Task statement – Reproduce every entry exactly, without alteration.

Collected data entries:
--

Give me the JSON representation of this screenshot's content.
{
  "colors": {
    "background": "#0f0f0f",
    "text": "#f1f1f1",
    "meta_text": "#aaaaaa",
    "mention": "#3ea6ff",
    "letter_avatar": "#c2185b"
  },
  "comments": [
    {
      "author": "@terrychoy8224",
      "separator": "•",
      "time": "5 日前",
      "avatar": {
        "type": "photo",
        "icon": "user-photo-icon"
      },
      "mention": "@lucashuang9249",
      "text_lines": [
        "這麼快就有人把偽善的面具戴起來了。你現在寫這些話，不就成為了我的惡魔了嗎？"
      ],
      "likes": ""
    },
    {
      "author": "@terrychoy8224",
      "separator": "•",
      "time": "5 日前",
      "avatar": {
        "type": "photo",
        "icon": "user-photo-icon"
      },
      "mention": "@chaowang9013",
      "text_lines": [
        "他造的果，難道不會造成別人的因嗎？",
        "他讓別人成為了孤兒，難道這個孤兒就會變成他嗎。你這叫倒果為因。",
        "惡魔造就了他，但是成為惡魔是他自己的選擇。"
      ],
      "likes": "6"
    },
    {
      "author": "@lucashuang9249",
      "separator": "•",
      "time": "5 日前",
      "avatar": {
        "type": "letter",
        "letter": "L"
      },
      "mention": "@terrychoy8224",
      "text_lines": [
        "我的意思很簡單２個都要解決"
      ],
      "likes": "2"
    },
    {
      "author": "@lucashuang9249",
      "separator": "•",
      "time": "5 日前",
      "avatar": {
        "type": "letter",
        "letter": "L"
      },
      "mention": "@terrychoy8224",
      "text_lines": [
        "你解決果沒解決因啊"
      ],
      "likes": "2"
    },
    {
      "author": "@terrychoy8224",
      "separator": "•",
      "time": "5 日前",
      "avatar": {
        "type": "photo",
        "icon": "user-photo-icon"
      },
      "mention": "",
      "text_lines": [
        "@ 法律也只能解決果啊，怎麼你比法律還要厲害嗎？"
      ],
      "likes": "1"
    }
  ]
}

--

Output of the task –
Give me the JSON representation of this screenshot's content.
{
  "colors": {
    "background": "#0f0f0f",
    "text": "#f1f1f1",
    "meta_text": "#aaaaaa",
    "mention": "#3ea6ff",
    "letter_avatar": "#c2185b"
  },
  "comments": [
    {
      "author": "@terrychoy8224",
      "separator": "•",
      "time": "5 日前",
      "avatar": {
        "type": "photo",
        "icon": "user-photo-icon"
      },
      "mention": "@lucashuang9249",
      "text_lines": [
        "這麼快就有人把偽善的面具戴起來了。你現在寫這些話，不就成為了我的惡魔了嗎？"
      ],
      "likes": ""
    },
    {
      "author": "@terrychoy8224",
      "separator": "•",
      "time": "5 日前",
      "avatar": {
        "type": "photo",
        "icon": "user-photo-icon"
      },
      "mention": "@chaowang9013",
      "text_lines": [
        "他造的果，難道不會造成別人的因嗎？",
        "他讓別人成為了孤兒，難道這個孤兒就會變成他嗎。你這叫倒果為因。",
        "惡魔造就了他，但是成為惡魔是他自己的選擇。"
      ],
      "likes": "6"
    },
    {
      "author": "@lucashuang9249",
      "separator": "•",
      "time": "5 日前",
      "avatar": {
        "type": "letter",
        "letter": "L"
      },
      "mention": "@terrychoy8224",
      "text_lines": [
        "我的意思很簡單２個都要解決"
      ],
      "likes": "2"
    },
    {
      "author": "@lucashuang9249",
      "separator": "•",
      "time": "5 日前",
      "avatar": {
        "type": "letter",
        "letter": "L"
      },
      "mention": "@terrychoy8224",
      "text_lines": [
        "你解決果沒解決因啊"
      ],
      "likes": "2"
    },
    {
      "author": "@terrychoy8224",
      "separator": "•",
      "time": "5 日前",
      "avatar": {
        "type": "photo",
        "icon": "user-photo-icon"
      },
      "mention": "",
      "text_lines": [
        "@ 法律也只能解決果啊，怎麼你比法律還要厲害嗎？"
      ],
      "likes": "1"
    }
  ]
}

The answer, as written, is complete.